--- START Records for the task ---

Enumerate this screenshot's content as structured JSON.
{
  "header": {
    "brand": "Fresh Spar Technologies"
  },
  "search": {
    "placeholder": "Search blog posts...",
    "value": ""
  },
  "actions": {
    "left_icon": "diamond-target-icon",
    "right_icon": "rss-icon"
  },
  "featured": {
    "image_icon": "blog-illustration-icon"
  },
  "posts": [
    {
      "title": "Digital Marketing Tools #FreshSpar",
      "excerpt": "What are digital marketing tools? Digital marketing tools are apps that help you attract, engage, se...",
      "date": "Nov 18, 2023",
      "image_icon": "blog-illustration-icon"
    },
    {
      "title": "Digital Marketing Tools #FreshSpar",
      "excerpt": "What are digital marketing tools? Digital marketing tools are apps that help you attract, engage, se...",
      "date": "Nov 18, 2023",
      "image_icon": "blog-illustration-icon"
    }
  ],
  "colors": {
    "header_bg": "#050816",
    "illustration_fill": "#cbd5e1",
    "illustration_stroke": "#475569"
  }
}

--- END Records for the task ---

| Task |
Output the full listing exactly as it stands.

| Answer to this exercise |
Enumerate this screenshot's content as structured JSON.
{
  "header": {
    "brand": "Fresh Spar Technologies"
  },
  "search": {
    "placeholder": "Search blog posts...",
    "value": ""
  },
  "actions": {
    "left_icon": "diamond-target-icon",
    "right_icon": "rss-icon"
  },
  "featured": {
    "image_icon": "blog-illustration-icon"
  },
  "posts": [
    {
      "title": "Digital Marketing Tools #FreshSpar",
      "excerpt": "What are digital marketing tools? Digital marketing tools are apps that help you attract, engage, se...",
      "date": "Nov 18, 2023",
      "image_icon": "blog-illustration-icon"
    },
    {
      "title": "Digital Marketing Tools #FreshSpar",
      "excerpt": "What are digital marketing tools? Digital marketing tools are apps that help you attract, engage, se...",
      "date": "Nov 18, 2023",
      "image_icon": "blog-illustration-icon"
    }
  ],
  "colors": {
    "header_bg": "#050816",
    "illustration_fill": "#cbd5e1",
    "illustration_stroke": "#475569"
  }
}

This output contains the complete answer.